Dataset items
---*---

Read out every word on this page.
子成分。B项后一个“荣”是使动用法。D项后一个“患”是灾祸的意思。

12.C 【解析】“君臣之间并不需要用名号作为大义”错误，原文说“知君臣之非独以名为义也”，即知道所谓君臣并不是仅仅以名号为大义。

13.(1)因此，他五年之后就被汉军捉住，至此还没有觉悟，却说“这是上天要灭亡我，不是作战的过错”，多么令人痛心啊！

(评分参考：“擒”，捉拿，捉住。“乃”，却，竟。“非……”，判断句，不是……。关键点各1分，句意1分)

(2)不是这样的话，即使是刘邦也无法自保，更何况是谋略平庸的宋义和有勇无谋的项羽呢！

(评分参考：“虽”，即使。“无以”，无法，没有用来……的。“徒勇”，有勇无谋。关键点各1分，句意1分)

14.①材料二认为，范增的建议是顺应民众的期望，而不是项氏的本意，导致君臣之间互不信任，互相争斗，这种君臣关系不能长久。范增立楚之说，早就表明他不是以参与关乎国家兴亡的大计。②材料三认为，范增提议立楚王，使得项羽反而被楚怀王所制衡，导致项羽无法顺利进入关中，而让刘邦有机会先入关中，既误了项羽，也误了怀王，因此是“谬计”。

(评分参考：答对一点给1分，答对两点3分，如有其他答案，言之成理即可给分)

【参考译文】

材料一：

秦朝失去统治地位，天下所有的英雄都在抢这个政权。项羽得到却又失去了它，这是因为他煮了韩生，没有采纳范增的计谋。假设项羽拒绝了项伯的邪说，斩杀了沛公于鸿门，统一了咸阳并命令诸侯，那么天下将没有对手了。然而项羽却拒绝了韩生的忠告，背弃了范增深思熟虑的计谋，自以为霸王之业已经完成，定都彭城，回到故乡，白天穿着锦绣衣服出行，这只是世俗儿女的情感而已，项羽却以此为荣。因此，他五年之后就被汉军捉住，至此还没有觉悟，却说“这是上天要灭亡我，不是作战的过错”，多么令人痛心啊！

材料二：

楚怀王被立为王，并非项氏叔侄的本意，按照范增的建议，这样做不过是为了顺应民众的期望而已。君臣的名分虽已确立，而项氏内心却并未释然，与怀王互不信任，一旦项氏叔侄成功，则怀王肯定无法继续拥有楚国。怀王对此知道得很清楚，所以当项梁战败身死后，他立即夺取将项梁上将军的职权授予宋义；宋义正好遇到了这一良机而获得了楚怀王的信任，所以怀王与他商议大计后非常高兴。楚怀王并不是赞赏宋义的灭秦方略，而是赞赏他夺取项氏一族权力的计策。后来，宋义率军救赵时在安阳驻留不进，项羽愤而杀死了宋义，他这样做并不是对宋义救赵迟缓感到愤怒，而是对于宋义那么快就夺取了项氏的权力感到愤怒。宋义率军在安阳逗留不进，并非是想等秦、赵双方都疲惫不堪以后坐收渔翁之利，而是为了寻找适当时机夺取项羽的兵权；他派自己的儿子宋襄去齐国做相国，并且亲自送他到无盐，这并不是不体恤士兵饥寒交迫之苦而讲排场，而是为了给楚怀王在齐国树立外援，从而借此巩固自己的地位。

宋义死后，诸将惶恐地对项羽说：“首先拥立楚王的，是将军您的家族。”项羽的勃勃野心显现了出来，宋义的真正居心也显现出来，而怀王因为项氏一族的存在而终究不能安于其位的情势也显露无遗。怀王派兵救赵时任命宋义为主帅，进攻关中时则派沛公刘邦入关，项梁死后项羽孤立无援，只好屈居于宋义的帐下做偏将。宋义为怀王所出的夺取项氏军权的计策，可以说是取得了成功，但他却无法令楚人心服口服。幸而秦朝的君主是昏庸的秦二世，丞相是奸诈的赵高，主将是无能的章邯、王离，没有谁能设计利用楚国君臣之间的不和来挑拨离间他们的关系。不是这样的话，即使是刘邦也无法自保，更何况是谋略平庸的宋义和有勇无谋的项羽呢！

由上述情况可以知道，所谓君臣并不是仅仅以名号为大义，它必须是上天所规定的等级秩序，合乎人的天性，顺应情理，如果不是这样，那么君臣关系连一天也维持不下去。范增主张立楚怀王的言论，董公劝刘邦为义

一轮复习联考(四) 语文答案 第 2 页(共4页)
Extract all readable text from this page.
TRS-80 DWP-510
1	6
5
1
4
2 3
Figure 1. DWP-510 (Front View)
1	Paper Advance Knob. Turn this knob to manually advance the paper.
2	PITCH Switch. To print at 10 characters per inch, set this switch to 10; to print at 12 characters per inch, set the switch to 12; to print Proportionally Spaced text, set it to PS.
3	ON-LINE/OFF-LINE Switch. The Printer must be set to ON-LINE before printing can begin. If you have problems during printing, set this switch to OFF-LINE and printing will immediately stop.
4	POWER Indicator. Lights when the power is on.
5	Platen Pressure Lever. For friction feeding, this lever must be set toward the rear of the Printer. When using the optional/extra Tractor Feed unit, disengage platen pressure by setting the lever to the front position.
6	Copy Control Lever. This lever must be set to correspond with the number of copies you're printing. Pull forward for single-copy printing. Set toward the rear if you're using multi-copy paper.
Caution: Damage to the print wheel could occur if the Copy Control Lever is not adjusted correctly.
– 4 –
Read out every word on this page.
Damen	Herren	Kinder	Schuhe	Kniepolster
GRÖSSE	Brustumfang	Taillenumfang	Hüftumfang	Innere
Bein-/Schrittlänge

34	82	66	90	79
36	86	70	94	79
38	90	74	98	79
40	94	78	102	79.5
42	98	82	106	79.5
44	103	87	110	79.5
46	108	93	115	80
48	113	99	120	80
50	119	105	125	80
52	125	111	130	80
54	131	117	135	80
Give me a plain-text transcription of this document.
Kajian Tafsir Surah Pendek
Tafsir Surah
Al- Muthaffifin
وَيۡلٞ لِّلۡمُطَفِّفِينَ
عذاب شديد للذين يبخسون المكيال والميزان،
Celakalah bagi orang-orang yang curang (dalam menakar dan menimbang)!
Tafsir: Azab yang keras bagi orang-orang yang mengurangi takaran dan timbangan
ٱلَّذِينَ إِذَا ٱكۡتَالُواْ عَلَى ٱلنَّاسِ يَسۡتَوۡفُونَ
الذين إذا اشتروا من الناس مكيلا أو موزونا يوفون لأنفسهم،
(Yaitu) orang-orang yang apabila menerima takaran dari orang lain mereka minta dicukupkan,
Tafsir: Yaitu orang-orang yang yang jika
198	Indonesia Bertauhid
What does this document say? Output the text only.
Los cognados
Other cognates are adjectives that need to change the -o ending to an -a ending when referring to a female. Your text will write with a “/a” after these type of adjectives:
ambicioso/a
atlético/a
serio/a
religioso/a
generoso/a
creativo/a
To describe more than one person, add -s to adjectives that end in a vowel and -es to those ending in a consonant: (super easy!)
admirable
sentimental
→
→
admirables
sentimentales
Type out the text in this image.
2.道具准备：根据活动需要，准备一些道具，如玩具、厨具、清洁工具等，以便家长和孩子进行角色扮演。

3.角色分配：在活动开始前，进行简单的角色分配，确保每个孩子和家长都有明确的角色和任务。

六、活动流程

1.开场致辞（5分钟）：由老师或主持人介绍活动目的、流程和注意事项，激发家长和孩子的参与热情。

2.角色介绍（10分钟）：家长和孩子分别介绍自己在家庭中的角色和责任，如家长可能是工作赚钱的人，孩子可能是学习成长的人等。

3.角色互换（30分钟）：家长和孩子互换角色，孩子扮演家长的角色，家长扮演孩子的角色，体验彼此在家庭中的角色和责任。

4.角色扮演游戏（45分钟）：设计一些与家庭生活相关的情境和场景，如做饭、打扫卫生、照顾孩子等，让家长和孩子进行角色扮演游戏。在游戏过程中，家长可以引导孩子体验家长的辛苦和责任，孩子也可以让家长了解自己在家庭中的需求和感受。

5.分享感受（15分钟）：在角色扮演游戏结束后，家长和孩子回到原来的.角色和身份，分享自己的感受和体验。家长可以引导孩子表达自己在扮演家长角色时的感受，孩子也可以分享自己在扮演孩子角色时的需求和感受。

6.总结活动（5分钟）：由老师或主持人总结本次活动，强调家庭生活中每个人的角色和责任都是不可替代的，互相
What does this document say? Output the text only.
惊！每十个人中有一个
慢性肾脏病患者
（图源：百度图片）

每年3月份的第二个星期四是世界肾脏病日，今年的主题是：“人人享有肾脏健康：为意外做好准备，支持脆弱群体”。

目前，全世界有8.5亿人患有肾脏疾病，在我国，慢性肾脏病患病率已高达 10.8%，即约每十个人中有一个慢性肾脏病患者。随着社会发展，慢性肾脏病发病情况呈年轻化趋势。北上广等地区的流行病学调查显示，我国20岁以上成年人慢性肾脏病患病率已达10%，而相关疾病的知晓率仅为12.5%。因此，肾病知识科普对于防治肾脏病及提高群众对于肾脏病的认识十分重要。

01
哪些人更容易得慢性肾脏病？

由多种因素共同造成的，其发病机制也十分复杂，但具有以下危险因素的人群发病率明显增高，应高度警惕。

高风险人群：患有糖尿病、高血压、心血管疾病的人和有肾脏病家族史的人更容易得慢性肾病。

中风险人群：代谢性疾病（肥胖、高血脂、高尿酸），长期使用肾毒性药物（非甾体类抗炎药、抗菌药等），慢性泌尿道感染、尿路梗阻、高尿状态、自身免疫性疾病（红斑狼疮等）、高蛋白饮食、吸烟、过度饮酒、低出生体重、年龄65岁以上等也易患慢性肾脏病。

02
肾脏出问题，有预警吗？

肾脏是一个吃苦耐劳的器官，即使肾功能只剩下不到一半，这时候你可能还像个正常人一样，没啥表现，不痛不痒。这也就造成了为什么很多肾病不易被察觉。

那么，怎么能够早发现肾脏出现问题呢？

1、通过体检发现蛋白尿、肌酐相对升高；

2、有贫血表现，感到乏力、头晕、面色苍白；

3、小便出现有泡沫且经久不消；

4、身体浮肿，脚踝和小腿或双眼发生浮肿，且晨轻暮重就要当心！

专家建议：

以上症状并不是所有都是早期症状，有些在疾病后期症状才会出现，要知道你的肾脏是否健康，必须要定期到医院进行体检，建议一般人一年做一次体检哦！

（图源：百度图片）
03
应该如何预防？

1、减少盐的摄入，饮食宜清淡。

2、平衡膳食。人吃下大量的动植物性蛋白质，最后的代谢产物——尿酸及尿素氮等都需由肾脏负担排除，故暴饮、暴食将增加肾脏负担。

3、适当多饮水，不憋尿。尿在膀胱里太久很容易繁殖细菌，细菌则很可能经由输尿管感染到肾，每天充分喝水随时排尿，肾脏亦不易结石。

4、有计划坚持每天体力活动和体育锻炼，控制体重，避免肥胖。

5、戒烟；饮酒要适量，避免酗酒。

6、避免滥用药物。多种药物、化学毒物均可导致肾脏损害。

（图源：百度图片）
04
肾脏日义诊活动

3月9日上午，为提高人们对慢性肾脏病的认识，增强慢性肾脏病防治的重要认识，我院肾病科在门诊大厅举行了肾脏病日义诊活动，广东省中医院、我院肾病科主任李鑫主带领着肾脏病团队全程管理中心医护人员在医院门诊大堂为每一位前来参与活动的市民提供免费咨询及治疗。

---*---

* Written exercise
Pick out all lines from the data above in which the word "printing" appears.

* Solved exercise
3	ON-LINE/OFF-LINE Switch. The Printer must be set to ON-LINE before printing can begin. If you have problems during printing, set this switch to OFF-LINE and printing will immediately stop.
6	Copy Control Lever. This lever must be set to correspond with the number of copies you're printing. Pull forward for single-copy printing. Set toward the rear if you're using multi-copy paper.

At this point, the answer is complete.